• [Directions]:
Switch every instance of "lbs" to "pounds" throughout the material below, and reproduce all other lines without any change.

Data section start

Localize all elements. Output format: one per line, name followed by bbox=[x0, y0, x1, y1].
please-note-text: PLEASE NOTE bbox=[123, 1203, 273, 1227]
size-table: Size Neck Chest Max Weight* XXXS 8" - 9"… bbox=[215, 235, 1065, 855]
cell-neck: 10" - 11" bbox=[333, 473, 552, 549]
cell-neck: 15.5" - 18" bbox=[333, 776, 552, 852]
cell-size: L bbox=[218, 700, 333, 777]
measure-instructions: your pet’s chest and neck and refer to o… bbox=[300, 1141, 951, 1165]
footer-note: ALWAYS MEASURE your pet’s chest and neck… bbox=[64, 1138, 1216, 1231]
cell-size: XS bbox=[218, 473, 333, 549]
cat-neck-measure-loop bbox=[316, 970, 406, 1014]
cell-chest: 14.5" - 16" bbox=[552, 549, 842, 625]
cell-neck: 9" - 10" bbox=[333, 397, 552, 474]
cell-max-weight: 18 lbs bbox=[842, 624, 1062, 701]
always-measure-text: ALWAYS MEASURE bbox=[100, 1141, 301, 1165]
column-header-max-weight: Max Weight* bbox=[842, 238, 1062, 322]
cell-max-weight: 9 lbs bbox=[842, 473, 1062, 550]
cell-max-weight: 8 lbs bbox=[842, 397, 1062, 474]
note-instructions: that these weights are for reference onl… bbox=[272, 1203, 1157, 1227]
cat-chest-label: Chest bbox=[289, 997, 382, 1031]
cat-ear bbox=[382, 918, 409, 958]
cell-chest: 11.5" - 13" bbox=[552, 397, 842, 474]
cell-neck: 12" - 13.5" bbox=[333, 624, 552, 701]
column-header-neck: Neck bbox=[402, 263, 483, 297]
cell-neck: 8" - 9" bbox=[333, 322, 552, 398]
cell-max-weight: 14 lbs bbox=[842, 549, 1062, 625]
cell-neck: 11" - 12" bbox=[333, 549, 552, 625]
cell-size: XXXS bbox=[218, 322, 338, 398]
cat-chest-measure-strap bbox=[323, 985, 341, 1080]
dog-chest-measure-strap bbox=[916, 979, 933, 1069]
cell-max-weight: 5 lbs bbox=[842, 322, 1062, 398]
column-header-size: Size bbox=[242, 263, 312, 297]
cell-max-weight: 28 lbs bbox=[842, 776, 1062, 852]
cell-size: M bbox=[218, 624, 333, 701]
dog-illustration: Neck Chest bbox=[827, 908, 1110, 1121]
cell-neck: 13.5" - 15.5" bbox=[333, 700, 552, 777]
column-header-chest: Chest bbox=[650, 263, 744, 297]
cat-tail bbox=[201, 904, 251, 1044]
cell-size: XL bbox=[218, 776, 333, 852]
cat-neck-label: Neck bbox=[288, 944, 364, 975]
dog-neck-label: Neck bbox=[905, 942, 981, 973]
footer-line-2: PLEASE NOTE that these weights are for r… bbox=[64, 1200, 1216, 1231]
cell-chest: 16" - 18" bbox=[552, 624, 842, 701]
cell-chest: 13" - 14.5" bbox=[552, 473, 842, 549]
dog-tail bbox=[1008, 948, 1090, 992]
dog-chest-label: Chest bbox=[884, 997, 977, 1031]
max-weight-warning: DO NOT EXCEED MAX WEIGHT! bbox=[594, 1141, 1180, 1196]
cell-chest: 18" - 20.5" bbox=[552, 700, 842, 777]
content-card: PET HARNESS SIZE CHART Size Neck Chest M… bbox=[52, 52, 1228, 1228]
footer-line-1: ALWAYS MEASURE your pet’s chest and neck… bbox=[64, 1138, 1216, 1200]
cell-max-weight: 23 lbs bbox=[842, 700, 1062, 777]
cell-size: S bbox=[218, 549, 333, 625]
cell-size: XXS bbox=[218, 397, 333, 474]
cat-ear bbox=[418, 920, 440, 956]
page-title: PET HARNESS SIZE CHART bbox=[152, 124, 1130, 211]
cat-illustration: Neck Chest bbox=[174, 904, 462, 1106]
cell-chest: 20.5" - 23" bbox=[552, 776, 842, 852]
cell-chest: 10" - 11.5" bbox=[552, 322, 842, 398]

Data section end

• [Solution to this problem]:
Localize all elements. Output format: one per line, name followed by bbox=[x0, y0, x1, y1].
please-note-text: PLEASE NOTE bbox=[123, 1203, 273, 1227]
size-table: Size Neck Chest Max Weight* XXXS 8" - 9"… bbox=[215, 235, 1065, 855]
cell-neck: 10" - 11" bbox=[333, 473, 552, 549]
cell-neck: 15.5" - 18" bbox=[333, 776, 552, 852]
cell-size: L bbox=[218, 700, 333, 777]
measure-instructions: your pet’s chest and neck and refer to o… bbox=[300, 1141, 951, 1165]
footer-note: ALWAYS MEASURE your pet’s chest and neck… bbox=[64, 1138, 1216, 1231]
cell-size: XS bbox=[218, 473, 333, 549]
cat-neck-measure-loop bbox=[316, 970, 406, 1014]
cell-chest: 14.5" - 16" bbox=[552, 549, 842, 625]
cell-neck: 9" - 10" bbox=[333, 397, 552, 474]
cell-max-weight: 18 pounds bbox=[842, 624, 1062, 701]
always-measure-text: ALWAYS MEASURE bbox=[100, 1141, 301, 1165]
column-header-max-weight: Max Weight* bbox=[842, 238, 1062, 322]
cell-max-weight: 9 pounds bbox=[842, 473, 1062, 550]
cell-max-weight: 8 pounds bbox=[842, 397, 1062, 474]
note-instructions: that these weights are for reference onl… bbox=[272, 1203, 1157, 1227]
cat-chest-label: Chest bbox=[289, 997, 382, 1031]
cat-ear bbox=[382, 918, 409, 958]
cell-chest: 11.5" - 13" bbox=[552, 397, 842, 474]
cell-neck: 12" - 13.5" bbox=[333, 624, 552, 701]
column-header-neck: Neck bbox=[402, 263, 483, 297]
cell-neck: 8" - 9" bbox=[333, 322, 552, 398]
cell-max-weight: 14 pounds bbox=[842, 549, 1062, 625]
cell-neck: 11" - 12" bbox=[333, 549, 552, 625]
cell-size: XXXS bbox=[218, 322, 338, 398]
cat-chest-measure-strap bbox=[323, 985, 341, 1080]
dog-chest-measure-strap bbox=[916, 979, 933, 1069]
cell-max-weight: 5 pounds bbox=[842, 322, 1062, 398]
column-header-size: Size bbox=[242, 263, 312, 297]
cell-max-weight: 28 pounds bbox=[842, 776, 1062, 852]
cell-size: M bbox=[218, 624, 333, 701]
dog-illustration: Neck Chest bbox=[827, 908, 1110, 1121]
cell-neck: 13.5" - 15.5" bbox=[333, 700, 552, 777]
column-header-chest: Chest bbox=[650, 263, 744, 297]
cat-tail bbox=[201, 904, 251, 1044]
cell-size: XL bbox=[218, 776, 333, 852]
cat-neck-label: Neck bbox=[288, 944, 364, 975]
dog-neck-label: Neck bbox=[905, 942, 981, 973]
footer-line-2: PLEASE NOTE that these weights are for r… bbox=[64, 1200, 1216, 1231]
cell-chest: 16" - 18" bbox=[552, 624, 842, 701]
cell-chest: 13" - 14.5" bbox=[552, 473, 842, 549]
dog-tail bbox=[1008, 948, 1090, 992]
dog-chest-label: Chest bbox=[884, 997, 977, 1031]
max-weight-warning: DO NOT EXCEED MAX WEIGHT! bbox=[594, 1141, 1180, 1196]
cell-chest: 18" - 20.5" bbox=[552, 700, 842, 777]
content-card: PET HARNESS SIZE CHART Size Neck Chest M… bbox=[52, 52, 1228, 1228]
footer-line-1: ALWAYS MEASURE your pet’s chest and neck… bbox=[64, 1138, 1216, 1200]
cell-max-weight: 23 pounds bbox=[842, 700, 1062, 777]
cell-size: S bbox=[218, 549, 333, 625]
cell-size: XXS bbox=[218, 397, 333, 474]
cat-ear bbox=[418, 920, 440, 956]
page-title: PET HARNESS SIZE CHART bbox=[152, 124, 1130, 211]
cat-illustration: Neck Chest bbox=[174, 904, 462, 1106]
cell-chest: 20.5" - 23" bbox=[552, 776, 842, 852]
cell-chest: 10" - 11.5" bbox=[552, 322, 842, 398]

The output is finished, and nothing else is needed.